Brief:
Write out the material again word for word, dropping any images it holds.

Data for this exercise:
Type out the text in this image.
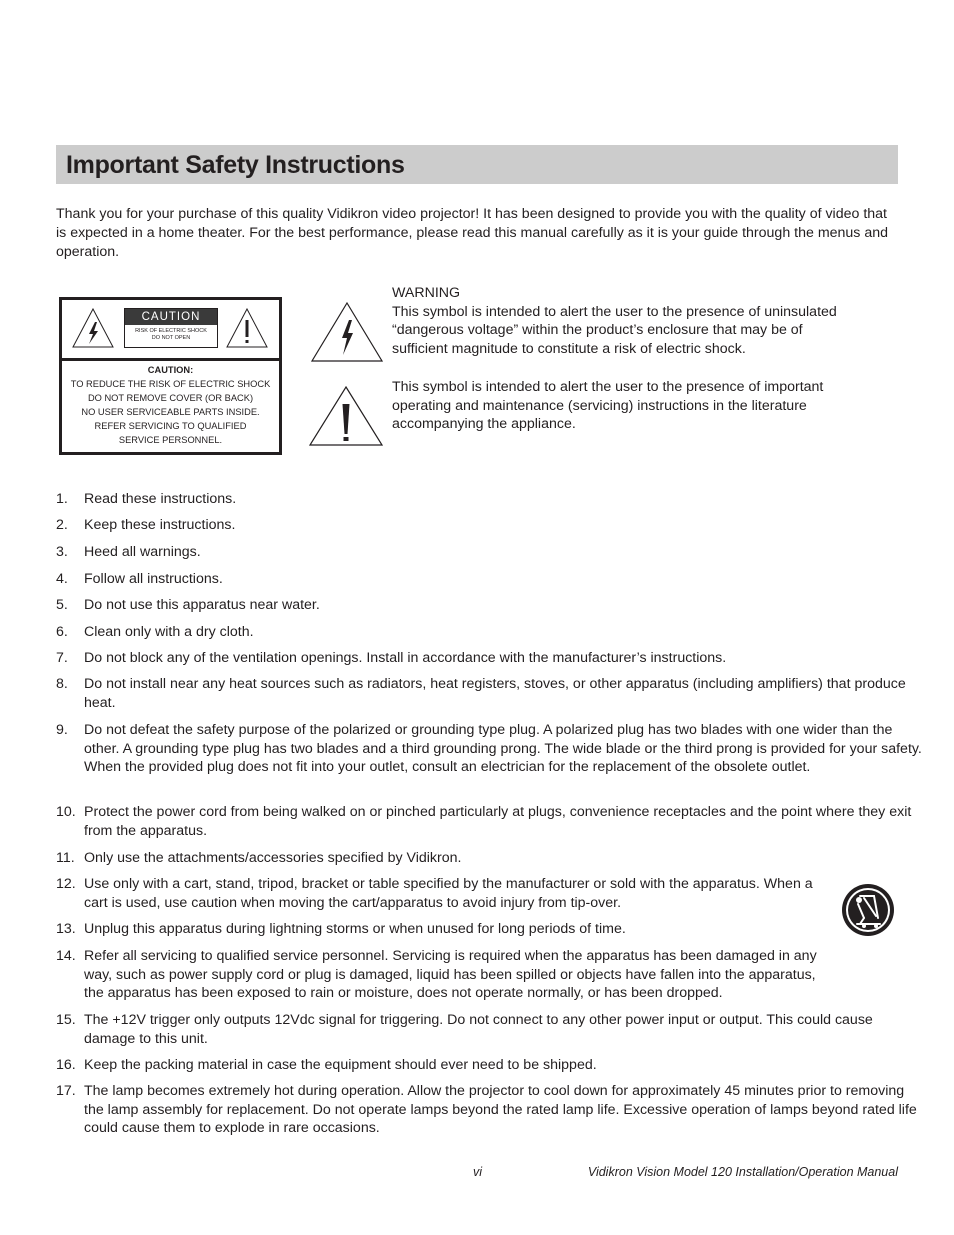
Important Safety Instructions

Thank you for your purchase of this quality Vidikron video projector! It has been designed to provide you with the quality of video that is expected in a home theater. For the best performance, please read this manual carefully as it is your guide through the menus and operation.

CAUTION
RISK OF ELECTRIC SHOCK
DO NOT OPEN
CAUTION:
TO REDUCE THE RISK OF ELECTRIC SHOCK
DO NOT REMOVE COVER (OR BACK)
NO USER SERVICEABLE PARTS INSIDE.
REFER SERVICING TO QUALIFIED
SERVICE PERSONNEL.
WARNING
This symbol is intended to alert the user to the presence of uninsulated “dangerous voltage” within the product’s enclosure that may be of sufficient magnitude to constitute a risk of electric shock.
This symbol is intended to alert the user to the presence of important operating and maintenance (servicing) instructions in the literature accompanying the appliance.
1. Read these instructions.
2. Keep these instructions.
3. Heed all warnings.
4. Follow all instructions.
5. Do not use this apparatus near water.
6. Clean only with a dry cloth.
7. Do not block any of the ventilation openings. Install in accordance with the manufacturer’s instructions.
8. Do not install near any heat sources such as radiators, heat registers, stoves, or other apparatus (including amplifiers) that produce heat.
9. Do not defeat the safety purpose of the polarized or grounding type plug. A polarized plug has two blades with one wider than the other. A grounding type plug has two blades and a third grounding prong. The wide blade or the third prong is provided for your safety. When the provided plug does not fit into your outlet, consult an electrician for the replacement of the obsolete outlet.
10. Protect the power cord from being walked on or pinched particularly at plugs, convenience receptacles and the point where they exit from the apparatus.
11. Only use the attachments/accessories specified by Vidikron.
12. Use only with a cart, stand, tripod, bracket or table specified by the manufacturer or sold with the apparatus. When a cart is used, use caution when moving the cart/apparatus to avoid injury from tip-over.
13. Unplug this apparatus during lightning storms or when unused for long periods of time.
14. Refer all servicing to qualified service personnel. Servicing is required when the apparatus has been damaged in any way, such as power supply cord or plug is damaged, liquid has been spilled or objects have fallen into the apparatus, the apparatus has been exposed to rain or moisture, does not operate normally, or has been dropped.
15. The +12V trigger only outputs 12Vdc signal for triggering. Do not connect to any other power input or output. This could cause damage to this unit.
16. Keep the packing material in case the equipment should ever need to be shipped.
17. The lamp becomes extremely hot during operation. Allow the projector to cool down for approximately 45 minutes prior to removing the lamp assembly for replacement. Do not operate lamps beyond the rated lamp life. Excessive operation of lamps beyond rated life could cause them to explode in rare occasions.
vi	Vidikron Vision Model 120 Installation/Operation Manual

Solution to this exercise:
Type out the text in this image.
Important Safety Instructions

Thank you for your purchase of this quality Vidikron video projector! It has been designed to provide you with the quality of video that is expected in a home theater. For the best performance, please read this manual carefully as it is your guide through the menus and operation.

CAUTION
RISK OF ELECTRIC SHOCK
DO NOT OPEN
CAUTION:
TO REDUCE THE RISK OF ELECTRIC SHOCK
DO NOT REMOVE COVER (OR BACK)
NO USER SERVICEABLE PARTS INSIDE.
REFER SERVICING TO QUALIFIED
SERVICE PERSONNEL.
WARNING
This symbol is intended to alert the user to the presence of uninsulated “dangerous voltage” within the product’s enclosure that may be of sufficient magnitude to constitute a risk of electric shock.
This symbol is intended to alert the user to the presence of important operating and maintenance (servicing) instructions in the literature accompanying the appliance.
1. Read these instructions.
2. Keep these instructions.
3. Heed all warnings.
4. Follow all instructions.
5. Do not use this apparatus near water.
6. Clean only with a dry cloth.
7. Do not block any of the ventilation openings. Install in accordance with the manufacturer’s instructions.
8. Do not install near any heat sources such as radiators, heat registers, stoves, or other apparatus (including amplifiers) that produce heat.
9. Do not defeat the safety purpose of the polarized or grounding type plug. A polarized plug has two blades with one wider than the other. A grounding type plug has two blades and a third grounding prong. The wide blade or the third prong is provided for your safety. When the provided plug does not fit into your outlet, consult an electrician for the replacement of the obsolete outlet.
10. Protect the power cord from being walked on or pinched particularly at plugs, convenience receptacles and the point where they exit from the apparatus.
11. Only use the attachments/accessories specified by Vidikron.
12. Use only with a cart, stand, tripod, bracket or table specified by the manufacturer or sold with the apparatus. When a cart is used, use caution when moving the cart/apparatus to avoid injury from tip-over.
13. Unplug this apparatus during lightning storms or when unused for long periods of time.
14. Refer all servicing to qualified service personnel. Servicing is required when the apparatus has been damaged in any way, such as power supply cord or plug is damaged, liquid has been spilled or objects have fallen into the apparatus, the apparatus has been exposed to rain or moisture, does not operate normally, or has been dropped.
15. The +12V trigger only outputs 12Vdc signal for triggering. Do not connect to any other power input or output. This could cause damage to this unit.
16. Keep the packing material in case the equipment should ever need to be shipped.
17. The lamp becomes extremely hot during operation. Allow the projector to cool down for approximately 45 minutes prior to removing the lamp assembly for replacement. Do not operate lamps beyond the rated lamp life. Excessive operation of lamps beyond rated life could cause them to explode in rare occasions.
vi	Vidikron Vision Model 120 Installation/Operation Manual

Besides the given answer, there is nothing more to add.